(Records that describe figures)

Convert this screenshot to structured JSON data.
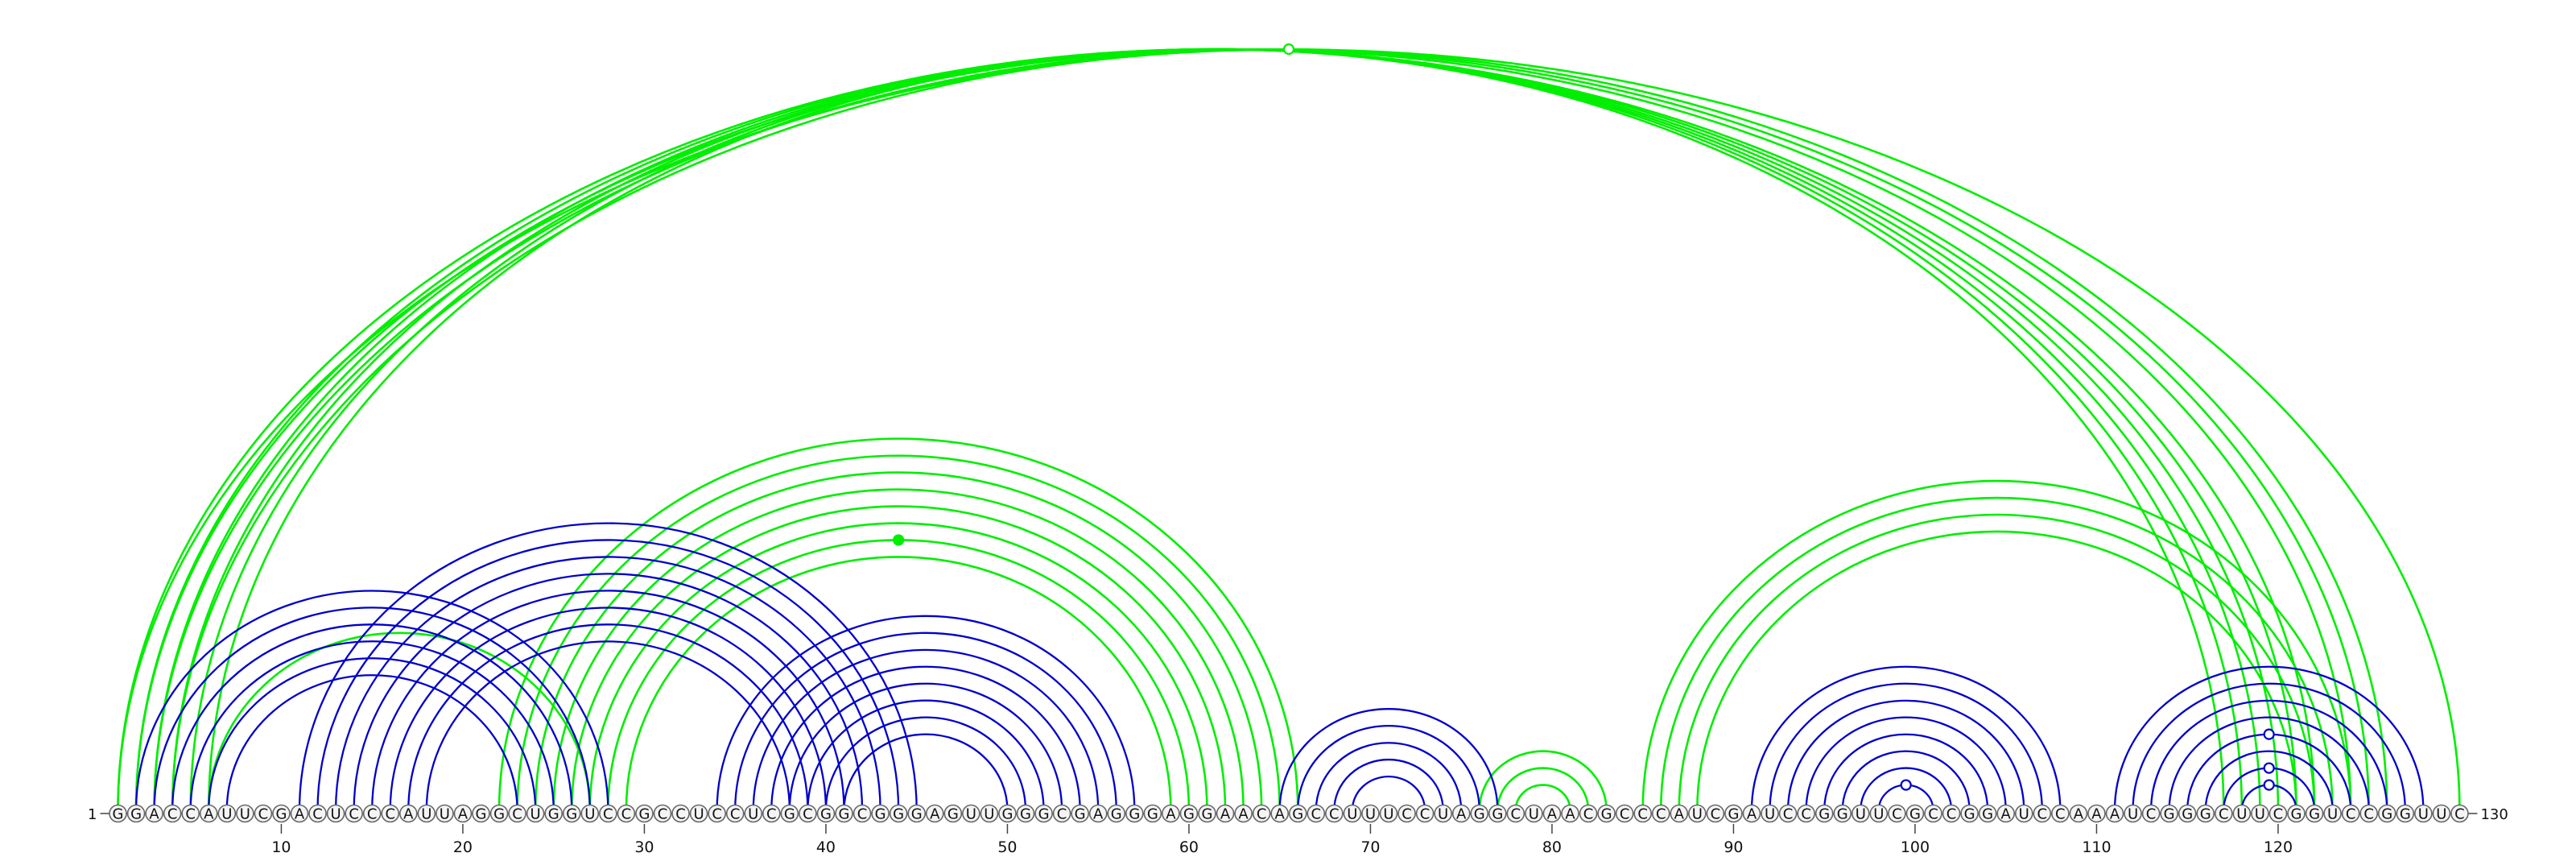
{
  "sequence": "GGACCAUUCGACUCCCAUUAGGCUGGUCCGCCUCCUCGCGGCGGGAGUUGGGCGAGGGAGGAACAGCCUUUCCUAGGCUAACGCCCAUCGAUCCGGUUCGCCGGAUCCAAAUCGGGCUUCGGUCCGGUUC",
  "start_label": "1",
  "end_label": "130",
  "position_ticks": [
    10,
    20,
    30,
    40,
    50,
    60,
    70,
    80,
    90,
    100,
    110,
    120
  ],
  "colors": {
    "predicted_pairs": "#00ee00",
    "reference_pairs": "#0000cc",
    "base_fill": "#f4f4f4",
    "base_stroke": "#666666"
  },
  "green_pairs": [
    [
      1,
      122
    ],
    [
      2,
      121
    ],
    [
      3,
      120
    ],
    [
      4,
      119
    ],
    [
      5,
      118
    ],
    [
      6,
      117
    ],
    [
      2,
      124
    ],
    [
      3,
      125
    ],
    [
      4,
      126
    ],
    [
      1,
      130
    ],
    [
      6,
      27
    ],
    [
      22,
      66
    ],
    [
      23,
      65
    ],
    [
      24,
      64
    ],
    [
      25,
      63
    ],
    [
      26,
      62
    ],
    [
      27,
      61
    ],
    [
      28,
      60
    ],
    [
      29,
      59
    ],
    [
      76,
      83
    ],
    [
      77,
      82
    ],
    [
      78,
      81
    ],
    [
      85,
      124
    ],
    [
      86,
      123
    ],
    [
      87,
      122
    ],
    [
      88,
      121
    ]
  ],
  "green_markers": [
    {
      "pair": [
        1,
        130
      ],
      "filled": false
    },
    {
      "pair": [
        28,
        60
      ],
      "filled": true
    }
  ],
  "blue_pairs": [
    [
      2,
      28
    ],
    [
      3,
      27
    ],
    [
      4,
      26
    ],
    [
      5,
      25
    ],
    [
      6,
      24
    ],
    [
      7,
      23
    ],
    [
      11,
      45
    ],
    [
      12,
      44
    ],
    [
      13,
      43
    ],
    [
      14,
      42
    ],
    [
      15,
      41
    ],
    [
      16,
      40
    ],
    [
      17,
      39
    ],
    [
      18,
      38
    ],
    [
      34,
      57
    ],
    [
      35,
      56
    ],
    [
      36,
      55
    ],
    [
      37,
      54
    ],
    [
      38,
      53
    ],
    [
      39,
      52
    ],
    [
      40,
      51
    ],
    [
      41,
      50
    ],
    [
      65,
      77
    ],
    [
      66,
      76
    ],
    [
      67,
      75
    ],
    [
      68,
      74
    ],
    [
      69,
      73
    ],
    [
      91,
      108
    ],
    [
      92,
      107
    ],
    [
      93,
      106
    ],
    [
      94,
      105
    ],
    [
      95,
      104
    ],
    [
      96,
      103
    ],
    [
      97,
      102
    ],
    [
      98,
      101
    ],
    [
      111,
      128
    ],
    [
      112,
      127
    ],
    [
      113,
      126
    ],
    [
      114,
      125
    ],
    [
      115,
      124
    ],
    [
      116,
      123
    ],
    [
      117,
      122
    ],
    [
      118,
      121
    ]
  ],
  "blue_markers": [
    {
      "pair": [
        98,
        101
      ],
      "filled": false
    },
    {
      "pair": [
        115,
        124
      ],
      "filled": false
    },
    {
      "pair": [
        117,
        122
      ],
      "filled": false
    },
    {
      "pair": [
        118,
        121
      ],
      "filled": false
    }
  ]
}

Written task:
Repeat every record above exactly, but leave out any pictures.

Answer to this exercise:
Convert this screenshot to structured JSON data.
{
  "sequence": "GGACCAUUCGACUCCCAUUAGGCUGGUCCGCCUCCUCGCGGCGGGAGUUGGGCGAGGGAGGAACAGCCUUUCCUAGGCUAACGCCCAUCGAUCCGGUUCGCCGGAUCCAAAUCGGGCUUCGGUCCGGUUC",
  "start_label": "1",
  "end_label": "130",
  "position_ticks": [
    10,
    20,
    30,
    40,
    50,
    60,
    70,
    80,
    90,
    100,
    110,
    120
  ],
  "colors": {
    "predicted_pairs": "#00ee00",
    "reference_pairs": "#0000cc",
    "base_fill": "#f4f4f4",
    "base_stroke": "#666666"
  },
  "green_pairs": [
    [
      1,
      122
    ],
    [
      2,
      121
    ],
    [
      3,
      120
    ],
    [
      4,
      119
    ],
    [
      5,
      118
    ],
    [
      6,
      117
    ],
    [
      2,
      124
    ],
    [
      3,
      125
    ],
    [
      4,
      126
    ],
    [
      1,
      130
    ],
    [
      6,
      27
    ],
    [
      22,
      66
    ],
    [
      23,
      65
    ],
    [
      24,
      64
    ],
    [
      25,
      63
    ],
    [
      26,
      62
    ],
    [
      27,
      61
    ],
    [
      28,
      60
    ],
    [
      29,
      59
    ],
    [
      76,
      83
    ],
    [
      77,
      82
    ],
    [
      78,
      81
    ],
    [
      85,
      124
    ],
    [
      86,
      123
    ],
    [
      87,
      122
    ],
    [
      88,
      121
    ]
  ],
  "green_markers": [
    {
      "pair": [
        1,
        130
      ],
      "filled": false
    },
    {
      "pair": [
        28,
        60
      ],
      "filled": true
    }
  ],
  "blue_pairs": [
    [
      2,
      28
    ],
    [
      3,
      27
    ],
    [
      4,
      26
    ],
    [
      5,
      25
    ],
    [
      6,
      24
    ],
    [
      7,
      23
    ],
    [
      11,
      45
    ],
    [
      12,
      44
    ],
    [
      13,
      43
    ],
    [
      14,
      42
    ],
    [
      15,
      41
    ],
    [
      16,
      40
    ],
    [
      17,
      39
    ],
    [
      18,
      38
    ],
    [
      34,
      57
    ],
    [
      35,
      56
    ],
    [
      36,
      55
    ],
    [
      37,
      54
    ],
    [
      38,
      53
    ],
    [
      39,
      52
    ],
    [
      40,
      51
    ],
    [
      41,
      50
    ],
    [
      65,
      77
    ],
    [
      66,
      76
    ],
    [
      67,
      75
    ],
    [
      68,
      74
    ],
    [
      69,
      73
    ],
    [
      91,
      108
    ],
    [
      92,
      107
    ],
    [
      93,
      106
    ],
    [
      94,
      105
    ],
    [
      95,
      104
    ],
    [
      96,
      103
    ],
    [
      97,
      102
    ],
    [
      98,
      101
    ],
    [
      111,
      128
    ],
    [
      112,
      127
    ],
    [
      113,
      126
    ],
    [
      114,
      125
    ],
    [
      115,
      124
    ],
    [
      116,
      123
    ],
    [
      117,
      122
    ],
    [
      118,
      121
    ]
  ],
  "blue_markers": [
    {
      "pair": [
        98,
        101
      ],
      "filled": false
    },
    {
      "pair": [
        115,
        124
      ],
      "filled": false
    },
    {
      "pair": [
        117,
        122
      ],
      "filled": false
    },
    {
      "pair": [
        118,
        121
      ],
      "filled": false
    }
  ]
}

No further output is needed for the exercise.